What you should do: Reproduce the listing below in its entirety. Change nothing.

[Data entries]
--

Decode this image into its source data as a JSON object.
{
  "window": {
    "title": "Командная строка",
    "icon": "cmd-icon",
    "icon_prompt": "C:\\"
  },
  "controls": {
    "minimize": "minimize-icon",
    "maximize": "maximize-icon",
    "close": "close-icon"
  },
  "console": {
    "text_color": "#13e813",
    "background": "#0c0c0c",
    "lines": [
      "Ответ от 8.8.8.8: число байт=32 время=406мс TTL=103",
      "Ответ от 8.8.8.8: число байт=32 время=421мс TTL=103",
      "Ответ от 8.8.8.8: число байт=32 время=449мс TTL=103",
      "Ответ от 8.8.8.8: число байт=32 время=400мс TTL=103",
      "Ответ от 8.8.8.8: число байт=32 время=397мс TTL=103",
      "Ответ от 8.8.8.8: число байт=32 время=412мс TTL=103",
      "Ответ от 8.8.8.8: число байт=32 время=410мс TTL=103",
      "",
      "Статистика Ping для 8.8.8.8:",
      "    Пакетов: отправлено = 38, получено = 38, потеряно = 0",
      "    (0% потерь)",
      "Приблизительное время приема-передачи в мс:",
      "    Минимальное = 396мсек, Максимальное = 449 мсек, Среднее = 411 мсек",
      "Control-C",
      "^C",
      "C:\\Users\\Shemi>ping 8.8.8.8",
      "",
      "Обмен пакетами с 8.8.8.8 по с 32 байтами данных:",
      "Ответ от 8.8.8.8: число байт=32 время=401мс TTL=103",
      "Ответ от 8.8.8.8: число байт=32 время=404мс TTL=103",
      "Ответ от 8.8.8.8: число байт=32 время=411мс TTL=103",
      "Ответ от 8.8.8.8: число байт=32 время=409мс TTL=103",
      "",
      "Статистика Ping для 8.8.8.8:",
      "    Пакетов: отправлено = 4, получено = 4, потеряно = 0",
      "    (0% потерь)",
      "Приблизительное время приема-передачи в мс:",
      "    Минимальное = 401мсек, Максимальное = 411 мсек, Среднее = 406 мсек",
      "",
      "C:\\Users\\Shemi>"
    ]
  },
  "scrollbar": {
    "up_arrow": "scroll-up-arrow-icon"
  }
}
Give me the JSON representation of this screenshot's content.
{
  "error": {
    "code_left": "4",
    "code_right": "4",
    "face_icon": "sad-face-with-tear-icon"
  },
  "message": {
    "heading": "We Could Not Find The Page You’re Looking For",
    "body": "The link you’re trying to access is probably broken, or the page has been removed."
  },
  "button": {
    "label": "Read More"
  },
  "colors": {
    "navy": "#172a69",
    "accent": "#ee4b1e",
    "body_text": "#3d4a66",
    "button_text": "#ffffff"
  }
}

--

Response below:
Decode this image into its source data as a JSON object.
{
  "window": {
    "title": "Командная строка",
    "icon": "cmd-icon",
    "icon_prompt": "C:\\"
  },
  "controls": {
    "minimize": "minimize-icon",
    "maximize": "maximize-icon",
    "close": "close-icon"
  },
  "console": {
    "text_color": "#13e813",
    "background": "#0c0c0c",
    "lines": [
      "Ответ от 8.8.8.8: число байт=32 время=406мс TTL=103",
      "Ответ от 8.8.8.8: число байт=32 время=421мс TTL=103",
      "Ответ от 8.8.8.8: число байт=32 время=449мс TTL=103",
      "Ответ от 8.8.8.8: число байт=32 время=400мс TTL=103",
      "Ответ от 8.8.8.8: число байт=32 время=397мс TTL=103",
      "Ответ от 8.8.8.8: число байт=32 время=412мс TTL=103",
      "Ответ от 8.8.8.8: число байт=32 время=410мс TTL=103",
      "",
      "Статистика Ping для 8.8.8.8:",
      "    Пакетов: отправлено = 38, получено = 38, потеряно = 0",
      "    (0% потерь)",
      "Приблизительное время приема-передачи в мс:",
      "    Минимальное = 396мсек, Максимальное = 449 мсек, Среднее = 411 мсек",
      "Control-C",
      "^C",
      "C:\\Users\\Shemi>ping 8.8.8.8",
      "",
      "Обмен пакетами с 8.8.8.8 по с 32 байтами данных:",
      "Ответ от 8.8.8.8: число байт=32 время=401мс TTL=103",
      "Ответ от 8.8.8.8: число байт=32 время=404мс TTL=103",
      "Ответ от 8.8.8.8: число байт=32 время=411мс TTL=103",
      "Ответ от 8.8.8.8: число байт=32 время=409мс TTL=103",
      "",
      "Статистика Ping для 8.8.8.8:",
      "    Пакетов: отправлено = 4, получено = 4, потеряно = 0",
      "    (0% потерь)",
      "Приблизительное время приема-передачи в мс:",
      "    Минимальное = 401мсек, Максимальное = 411 мсек, Среднее = 406 мсек",
      "",
      "C:\\Users\\Shemi>"
    ]
  },
  "scrollbar": {
    "up_arrow": "scroll-up-arrow-icon"
  }
}
Give me the JSON representation of this screenshot's content.
{
  "error": {
    "code_left": "4",
    "code_right": "4",
    "face_icon": "sad-face-with-tear-icon"
  },
  "message": {
    "heading": "We Could Not Find The Page You’re Looking For",
    "body": "The link you’re trying to access is probably broken, or the page has been removed."
  },
  "button": {
    "label": "Read More"
  },
  "colors": {
    "navy": "#172a69",
    "accent": "#ee4b1e",
    "body_text": "#3d4a66",
    "button_text": "#ffffff"
  }
}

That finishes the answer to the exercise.